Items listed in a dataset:
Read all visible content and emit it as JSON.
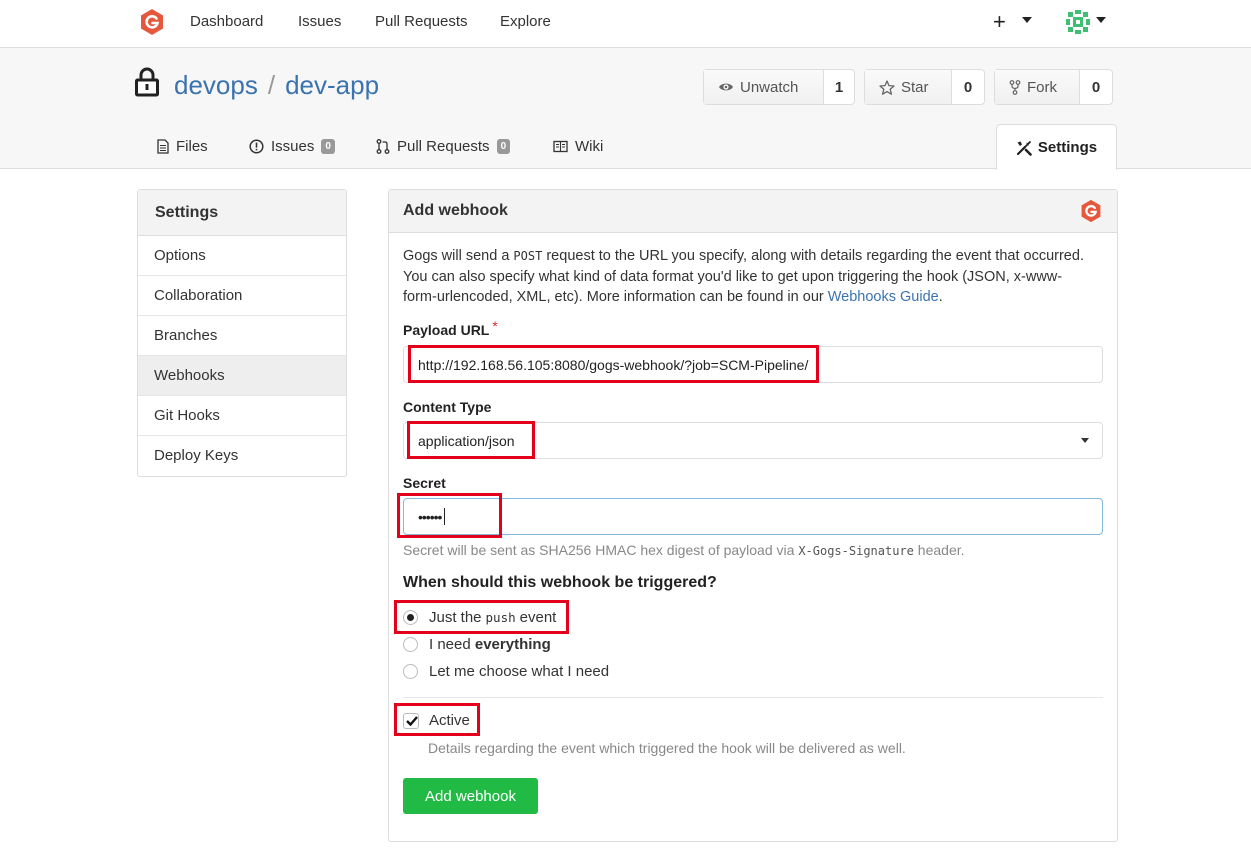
{
  "nav": {
    "links": [
      "Dashboard",
      "Issues",
      "Pull Requests",
      "Explore"
    ],
    "plus": "+"
  },
  "repo": {
    "owner": "devops",
    "separator": "/",
    "name": "dev-app",
    "unwatch_label": "Unwatch",
    "watch_count": "1",
    "star_label": "Star",
    "star_count": "0",
    "fork_label": "Fork",
    "fork_count": "0"
  },
  "tabs": {
    "files": "Files",
    "issues": "Issues",
    "issues_count": "0",
    "pulls": "Pull Requests",
    "pulls_count": "0",
    "wiki": "Wiki",
    "settings": "Settings"
  },
  "sidebar": {
    "title": "Settings",
    "items": [
      "Options",
      "Collaboration",
      "Branches",
      "Webhooks",
      "Git Hooks",
      "Deploy Keys"
    ],
    "active": "Webhooks"
  },
  "panel": {
    "title": "Add webhook",
    "desc_1": "Gogs will send a ",
    "desc_code": "POST",
    "desc_2": " request to the URL you specify, along with details regarding the event that occurred. You can also specify what kind of data format you'd like to get upon triggering the hook (JSON, x-www-form-urlencoded, XML, etc). More information can be found in our ",
    "desc_link": "Webhooks Guide",
    "desc_3": ".",
    "payload_label": "Payload URL",
    "required_mark": "*",
    "payload_value": "http://192.168.56.105:8080/gogs-webhook/?job=SCM-Pipeline/",
    "content_type_label": "Content Type",
    "content_type_value": "application/json",
    "secret_label": "Secret",
    "secret_value": "••••••",
    "secret_hint_1": "Secret will be sent as SHA256 HMAC hex digest of payload via ",
    "secret_hint_code": "X-Gogs-Signature",
    "secret_hint_2": " header.",
    "trigger_question": "When should this webhook be triggered?",
    "opt_push_1": "Just the",
    "opt_push_code": "push",
    "opt_push_2": "event",
    "opt_all_1": "I need ",
    "opt_all_2": "everything",
    "opt_choose": "Let me choose what I need",
    "active_label": "Active",
    "active_hint": "Details regarding the event which triggered the hook will be delivered as well.",
    "submit_label": "Add webhook"
  },
  "colors": {
    "link": "#3b73af",
    "primary_button": "#21ba45",
    "annotation": "#e2001a",
    "gogs_logo": "#e5583e"
  }
}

» Task
Select and copy every line of the listing with the word "triggered".

» The completed task
    "trigger_question": "When should this webhook be triggered?",
    "active_hint": "Details regarding the event which triggered the hook will be delivered as well.",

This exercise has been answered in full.